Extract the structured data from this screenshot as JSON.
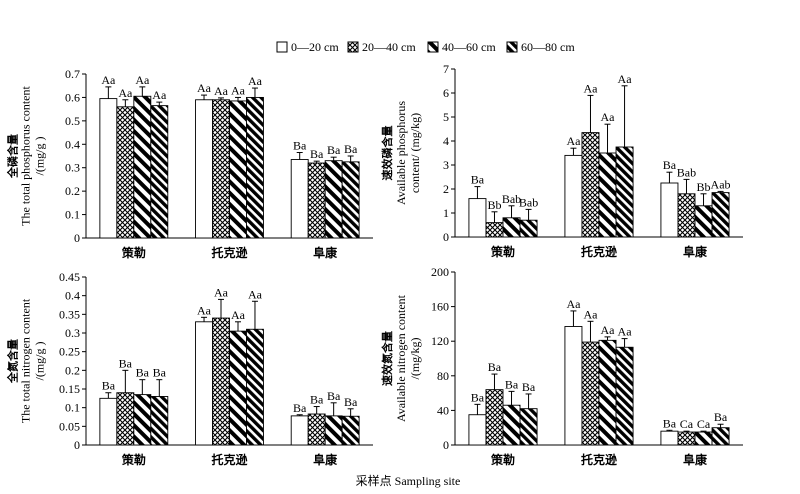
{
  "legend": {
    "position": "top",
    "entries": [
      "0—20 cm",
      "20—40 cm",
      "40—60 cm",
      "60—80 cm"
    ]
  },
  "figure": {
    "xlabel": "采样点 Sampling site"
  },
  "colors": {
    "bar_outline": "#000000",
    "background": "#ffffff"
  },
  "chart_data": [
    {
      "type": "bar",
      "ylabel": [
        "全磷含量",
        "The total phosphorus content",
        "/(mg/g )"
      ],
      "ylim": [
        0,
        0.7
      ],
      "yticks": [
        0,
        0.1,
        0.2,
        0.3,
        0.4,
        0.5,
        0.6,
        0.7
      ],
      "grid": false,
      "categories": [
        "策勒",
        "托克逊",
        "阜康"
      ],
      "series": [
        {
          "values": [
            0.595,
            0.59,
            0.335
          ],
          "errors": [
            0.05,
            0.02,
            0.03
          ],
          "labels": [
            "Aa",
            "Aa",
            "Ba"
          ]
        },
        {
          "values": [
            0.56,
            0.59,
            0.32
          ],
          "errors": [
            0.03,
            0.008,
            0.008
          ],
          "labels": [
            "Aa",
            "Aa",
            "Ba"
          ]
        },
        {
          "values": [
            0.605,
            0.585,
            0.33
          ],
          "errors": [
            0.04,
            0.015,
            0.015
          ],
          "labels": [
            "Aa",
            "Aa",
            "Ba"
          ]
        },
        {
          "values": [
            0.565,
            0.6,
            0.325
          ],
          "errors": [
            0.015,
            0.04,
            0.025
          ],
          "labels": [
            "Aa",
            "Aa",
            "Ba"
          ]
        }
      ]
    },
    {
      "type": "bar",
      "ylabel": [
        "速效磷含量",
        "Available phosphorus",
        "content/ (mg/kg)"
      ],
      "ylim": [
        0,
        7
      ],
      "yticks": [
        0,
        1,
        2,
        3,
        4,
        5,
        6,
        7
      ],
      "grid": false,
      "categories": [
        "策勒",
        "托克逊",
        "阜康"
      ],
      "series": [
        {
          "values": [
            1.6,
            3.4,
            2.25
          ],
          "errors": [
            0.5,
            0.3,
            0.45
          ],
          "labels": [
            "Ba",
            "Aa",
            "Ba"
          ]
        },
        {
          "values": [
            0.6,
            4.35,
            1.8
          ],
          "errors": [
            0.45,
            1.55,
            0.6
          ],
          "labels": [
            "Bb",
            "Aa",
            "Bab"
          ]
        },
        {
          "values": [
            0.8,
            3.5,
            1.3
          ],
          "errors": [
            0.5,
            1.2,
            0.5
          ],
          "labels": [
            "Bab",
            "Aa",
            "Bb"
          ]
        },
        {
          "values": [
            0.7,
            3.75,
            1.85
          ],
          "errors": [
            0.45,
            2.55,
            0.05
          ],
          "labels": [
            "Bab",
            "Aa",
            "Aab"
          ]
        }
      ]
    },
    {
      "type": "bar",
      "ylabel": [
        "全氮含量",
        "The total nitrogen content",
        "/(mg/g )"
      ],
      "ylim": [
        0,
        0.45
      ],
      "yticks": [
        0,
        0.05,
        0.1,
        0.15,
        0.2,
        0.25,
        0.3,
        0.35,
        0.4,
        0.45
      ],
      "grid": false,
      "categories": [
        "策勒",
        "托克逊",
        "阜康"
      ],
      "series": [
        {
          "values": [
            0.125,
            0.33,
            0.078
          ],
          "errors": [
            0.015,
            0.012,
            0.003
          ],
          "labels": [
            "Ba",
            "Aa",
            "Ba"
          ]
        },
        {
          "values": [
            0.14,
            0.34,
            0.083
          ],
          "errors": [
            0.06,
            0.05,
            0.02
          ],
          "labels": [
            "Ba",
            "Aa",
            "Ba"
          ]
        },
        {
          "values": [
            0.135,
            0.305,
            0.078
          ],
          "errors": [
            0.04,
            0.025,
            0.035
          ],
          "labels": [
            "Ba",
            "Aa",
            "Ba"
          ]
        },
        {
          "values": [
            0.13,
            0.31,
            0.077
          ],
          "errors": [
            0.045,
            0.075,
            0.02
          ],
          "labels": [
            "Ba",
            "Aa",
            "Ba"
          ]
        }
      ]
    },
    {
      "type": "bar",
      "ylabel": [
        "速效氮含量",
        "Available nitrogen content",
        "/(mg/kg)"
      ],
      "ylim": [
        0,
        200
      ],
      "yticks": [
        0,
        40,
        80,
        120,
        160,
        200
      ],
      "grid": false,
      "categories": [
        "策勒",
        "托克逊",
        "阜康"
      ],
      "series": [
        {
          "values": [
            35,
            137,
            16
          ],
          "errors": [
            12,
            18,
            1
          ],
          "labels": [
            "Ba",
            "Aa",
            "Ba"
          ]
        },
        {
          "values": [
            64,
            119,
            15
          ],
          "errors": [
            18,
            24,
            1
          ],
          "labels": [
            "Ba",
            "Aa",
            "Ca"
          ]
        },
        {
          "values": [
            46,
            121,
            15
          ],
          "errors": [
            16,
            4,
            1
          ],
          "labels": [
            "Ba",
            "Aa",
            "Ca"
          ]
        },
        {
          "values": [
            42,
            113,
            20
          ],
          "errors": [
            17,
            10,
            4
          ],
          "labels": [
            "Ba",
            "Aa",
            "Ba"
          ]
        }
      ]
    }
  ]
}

___

▸ TASK STATEMENT
Skip every picture and transcribe the data above exactly.

▸ FINAL RESULT
Extract the structured data from this screenshot as JSON.
{
  "legend": {
    "position": "top",
    "entries": [
      "0—20 cm",
      "20—40 cm",
      "40—60 cm",
      "60—80 cm"
    ]
  },
  "figure": {
    "xlabel": "采样点 Sampling site"
  },
  "colors": {
    "bar_outline": "#000000",
    "background": "#ffffff"
  },
  "chart_data": [
    {
      "type": "bar",
      "ylabel": [
        "全磷含量",
        "The total phosphorus content",
        "/(mg/g )"
      ],
      "ylim": [
        0,
        0.7
      ],
      "yticks": [
        0,
        0.1,
        0.2,
        0.3,
        0.4,
        0.5,
        0.6,
        0.7
      ],
      "grid": false,
      "categories": [
        "策勒",
        "托克逊",
        "阜康"
      ],
      "series": [
        {
          "values": [
            0.595,
            0.59,
            0.335
          ],
          "errors": [
            0.05,
            0.02,
            0.03
          ],
          "labels": [
            "Aa",
            "Aa",
            "Ba"
          ]
        },
        {
          "values": [
            0.56,
            0.59,
            0.32
          ],
          "errors": [
            0.03,
            0.008,
            0.008
          ],
          "labels": [
            "Aa",
            "Aa",
            "Ba"
          ]
        },
        {
          "values": [
            0.605,
            0.585,
            0.33
          ],
          "errors": [
            0.04,
            0.015,
            0.015
          ],
          "labels": [
            "Aa",
            "Aa",
            "Ba"
          ]
        },
        {
          "values": [
            0.565,
            0.6,
            0.325
          ],
          "errors": [
            0.015,
            0.04,
            0.025
          ],
          "labels": [
            "Aa",
            "Aa",
            "Ba"
          ]
        }
      ]
    },
    {
      "type": "bar",
      "ylabel": [
        "速效磷含量",
        "Available phosphorus",
        "content/ (mg/kg)"
      ],
      "ylim": [
        0,
        7
      ],
      "yticks": [
        0,
        1,
        2,
        3,
        4,
        5,
        6,
        7
      ],
      "grid": false,
      "categories": [
        "策勒",
        "托克逊",
        "阜康"
      ],
      "series": [
        {
          "values": [
            1.6,
            3.4,
            2.25
          ],
          "errors": [
            0.5,
            0.3,
            0.45
          ],
          "labels": [
            "Ba",
            "Aa",
            "Ba"
          ]
        },
        {
          "values": [
            0.6,
            4.35,
            1.8
          ],
          "errors": [
            0.45,
            1.55,
            0.6
          ],
          "labels": [
            "Bb",
            "Aa",
            "Bab"
          ]
        },
        {
          "values": [
            0.8,
            3.5,
            1.3
          ],
          "errors": [
            0.5,
            1.2,
            0.5
          ],
          "labels": [
            "Bab",
            "Aa",
            "Bb"
          ]
        },
        {
          "values": [
            0.7,
            3.75,
            1.85
          ],
          "errors": [
            0.45,
            2.55,
            0.05
          ],
          "labels": [
            "Bab",
            "Aa",
            "Aab"
          ]
        }
      ]
    },
    {
      "type": "bar",
      "ylabel": [
        "全氮含量",
        "The total nitrogen content",
        "/(mg/g )"
      ],
      "ylim": [
        0,
        0.45
      ],
      "yticks": [
        0,
        0.05,
        0.1,
        0.15,
        0.2,
        0.25,
        0.3,
        0.35,
        0.4,
        0.45
      ],
      "grid": false,
      "categories": [
        "策勒",
        "托克逊",
        "阜康"
      ],
      "series": [
        {
          "values": [
            0.125,
            0.33,
            0.078
          ],
          "errors": [
            0.015,
            0.012,
            0.003
          ],
          "labels": [
            "Ba",
            "Aa",
            "Ba"
          ]
        },
        {
          "values": [
            0.14,
            0.34,
            0.083
          ],
          "errors": [
            0.06,
            0.05,
            0.02
          ],
          "labels": [
            "Ba",
            "Aa",
            "Ba"
          ]
        },
        {
          "values": [
            0.135,
            0.305,
            0.078
          ],
          "errors": [
            0.04,
            0.025,
            0.035
          ],
          "labels": [
            "Ba",
            "Aa",
            "Ba"
          ]
        },
        {
          "values": [
            0.13,
            0.31,
            0.077
          ],
          "errors": [
            0.045,
            0.075,
            0.02
          ],
          "labels": [
            "Ba",
            "Aa",
            "Ba"
          ]
        }
      ]
    },
    {
      "type": "bar",
      "ylabel": [
        "速效氮含量",
        "Available nitrogen content",
        "/(mg/kg)"
      ],
      "ylim": [
        0,
        200
      ],
      "yticks": [
        0,
        40,
        80,
        120,
        160,
        200
      ],
      "grid": false,
      "categories": [
        "策勒",
        "托克逊",
        "阜康"
      ],
      "series": [
        {
          "values": [
            35,
            137,
            16
          ],
          "errors": [
            12,
            18,
            1
          ],
          "labels": [
            "Ba",
            "Aa",
            "Ba"
          ]
        },
        {
          "values": [
            64,
            119,
            15
          ],
          "errors": [
            18,
            24,
            1
          ],
          "labels": [
            "Ba",
            "Aa",
            "Ca"
          ]
        },
        {
          "values": [
            46,
            121,
            15
          ],
          "errors": [
            16,
            4,
            1
          ],
          "labels": [
            "Ba",
            "Aa",
            "Ca"
          ]
        },
        {
          "values": [
            42,
            113,
            20
          ],
          "errors": [
            17,
            10,
            4
          ],
          "labels": [
            "Ba",
            "Aa",
            "Ba"
          ]
        }
      ]
    }
  ]
}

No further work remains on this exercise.